Output all lines exactly.

- **DATA SHOWN**:

-- -- --

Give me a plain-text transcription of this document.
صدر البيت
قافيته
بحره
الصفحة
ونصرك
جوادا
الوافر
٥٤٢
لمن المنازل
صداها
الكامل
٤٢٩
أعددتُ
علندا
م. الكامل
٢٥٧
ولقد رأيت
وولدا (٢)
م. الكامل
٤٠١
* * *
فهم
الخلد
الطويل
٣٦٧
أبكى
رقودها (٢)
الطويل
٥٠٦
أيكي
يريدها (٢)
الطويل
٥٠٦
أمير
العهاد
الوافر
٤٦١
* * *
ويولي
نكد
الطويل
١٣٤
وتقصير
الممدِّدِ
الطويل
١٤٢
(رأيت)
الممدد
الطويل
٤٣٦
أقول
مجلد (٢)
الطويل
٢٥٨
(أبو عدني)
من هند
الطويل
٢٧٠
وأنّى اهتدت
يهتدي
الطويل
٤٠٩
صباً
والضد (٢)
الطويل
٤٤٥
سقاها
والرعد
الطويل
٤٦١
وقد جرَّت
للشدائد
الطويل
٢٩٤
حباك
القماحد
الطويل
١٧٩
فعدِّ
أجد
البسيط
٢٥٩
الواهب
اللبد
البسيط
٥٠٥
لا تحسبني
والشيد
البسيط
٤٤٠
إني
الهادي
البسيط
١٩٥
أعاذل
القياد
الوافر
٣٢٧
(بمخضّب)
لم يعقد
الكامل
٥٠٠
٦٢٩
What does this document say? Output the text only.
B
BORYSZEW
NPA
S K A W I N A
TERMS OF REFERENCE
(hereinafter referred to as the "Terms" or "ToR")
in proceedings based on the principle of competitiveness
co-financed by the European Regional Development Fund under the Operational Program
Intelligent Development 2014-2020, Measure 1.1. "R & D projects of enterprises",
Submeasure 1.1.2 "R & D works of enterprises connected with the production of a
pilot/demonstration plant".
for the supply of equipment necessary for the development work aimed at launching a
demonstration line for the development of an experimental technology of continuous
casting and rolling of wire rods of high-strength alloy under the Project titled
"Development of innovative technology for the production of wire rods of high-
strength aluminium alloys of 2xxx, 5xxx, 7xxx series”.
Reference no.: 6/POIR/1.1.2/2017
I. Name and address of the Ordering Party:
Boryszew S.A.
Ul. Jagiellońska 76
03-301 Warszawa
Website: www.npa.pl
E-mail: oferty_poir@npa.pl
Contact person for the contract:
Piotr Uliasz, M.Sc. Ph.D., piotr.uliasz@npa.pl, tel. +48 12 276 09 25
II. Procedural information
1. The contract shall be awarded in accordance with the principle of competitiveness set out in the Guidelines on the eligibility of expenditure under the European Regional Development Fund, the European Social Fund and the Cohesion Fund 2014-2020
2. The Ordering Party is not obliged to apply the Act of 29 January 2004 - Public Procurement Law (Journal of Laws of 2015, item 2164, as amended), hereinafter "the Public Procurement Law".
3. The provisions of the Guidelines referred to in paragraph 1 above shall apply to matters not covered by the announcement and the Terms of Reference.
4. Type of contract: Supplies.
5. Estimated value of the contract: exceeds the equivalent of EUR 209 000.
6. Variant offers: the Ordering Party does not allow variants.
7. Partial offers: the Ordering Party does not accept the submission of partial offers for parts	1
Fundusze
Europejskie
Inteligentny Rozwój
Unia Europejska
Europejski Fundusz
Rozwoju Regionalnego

-- -- --

- **FINAL ANSWER**:
Give me a plain-text transcription of this document.
صدر البيت
قافيته
بحره
الصفحة
ونصرك
جوادا
الوافر
٥٤٢
لمن المنازل
صداها
الكامل
٤٢٩
أعددتُ
علندا
م. الكامل
٢٥٧
ولقد رأيت
وولدا (٢)
م. الكامل
٤٠١
* * *
فهم
الخلد
الطويل
٣٦٧
أبكى
رقودها (٢)
الطويل
٥٠٦
أيكي
يريدها (٢)
الطويل
٥٠٦
أمير
العهاد
الوافر
٤٦١
* * *
ويولي
نكد
الطويل
١٣٤
وتقصير
الممدِّدِ
الطويل
١٤٢
(رأيت)
الممدد
الطويل
٤٣٦
أقول
مجلد (٢)
الطويل
٢٥٨
(أبو عدني)
من هند
الطويل
٢٧٠
وأنّى اهتدت
يهتدي
الطويل
٤٠٩
صباً
والضد (٢)
الطويل
٤٤٥
سقاها
والرعد
الطويل
٤٦١
وقد جرَّت
للشدائد
الطويل
٢٩٤
حباك
القماحد
الطويل
١٧٩
فعدِّ
أجد
البسيط
٢٥٩
الواهب
اللبد
البسيط
٥٠٥
لا تحسبني
والشيد
البسيط
٤٤٠
إني
الهادي
البسيط
١٩٥
أعاذل
القياد
الوافر
٣٢٧
(بمخضّب)
لم يعقد
الكامل
٥٠٠
٦٢٩
What does this document say? Output the text only.
B
BORYSZEW
NPA
S K A W I N A
TERMS OF REFERENCE
(hereinafter referred to as the "Terms" or "ToR")
in proceedings based on the principle of competitiveness
co-financed by the European Regional Development Fund under the Operational Program
Intelligent Development 2014-2020, Measure 1.1. "R & D projects of enterprises",
Submeasure 1.1.2 "R & D works of enterprises connected with the production of a
pilot/demonstration plant".
for the supply of equipment necessary for the development work aimed at launching a
demonstration line for the development of an experimental technology of continuous
casting and rolling of wire rods of high-strength alloy under the Project titled
"Development of innovative technology for the production of wire rods of high-
strength aluminium alloys of 2xxx, 5xxx, 7xxx series”.
Reference no.: 6/POIR/1.1.2/2017
I. Name and address of the Ordering Party:
Boryszew S.A.
Ul. Jagiellońska 76
03-301 Warszawa
Website: www.npa.pl
E-mail: oferty_poir@npa.pl
Contact person for the contract:
Piotr Uliasz, M.Sc. Ph.D., piotr.uliasz@npa.pl, tel. +48 12 276 09 25
II. Procedural information
1. The contract shall be awarded in accordance with the principle of competitiveness set out in the Guidelines on the eligibility of expenditure under the European Regional Development Fund, the European Social Fund and the Cohesion Fund 2014-2020
2. The Ordering Party is not obliged to apply the Act of 29 January 2004 - Public Procurement Law (Journal of Laws of 2015, item 2164, as amended), hereinafter "the Public Procurement Law".
3. The provisions of the Guidelines referred to in paragraph 1 above shall apply to matters not covered by the announcement and the Terms of Reference.
4. Type of contract: Supplies.
5. Estimated value of the contract: exceeds the equivalent of EUR 209 000.
6. Variant offers: the Ordering Party does not allow variants.
7. Partial offers: the Ordering Party does not accept the submission of partial offers for parts	1
Fundusze
Europejskie
Inteligentny Rozwój
Unia Europejska
Europejski Fundusz
Rozwoju Regionalnego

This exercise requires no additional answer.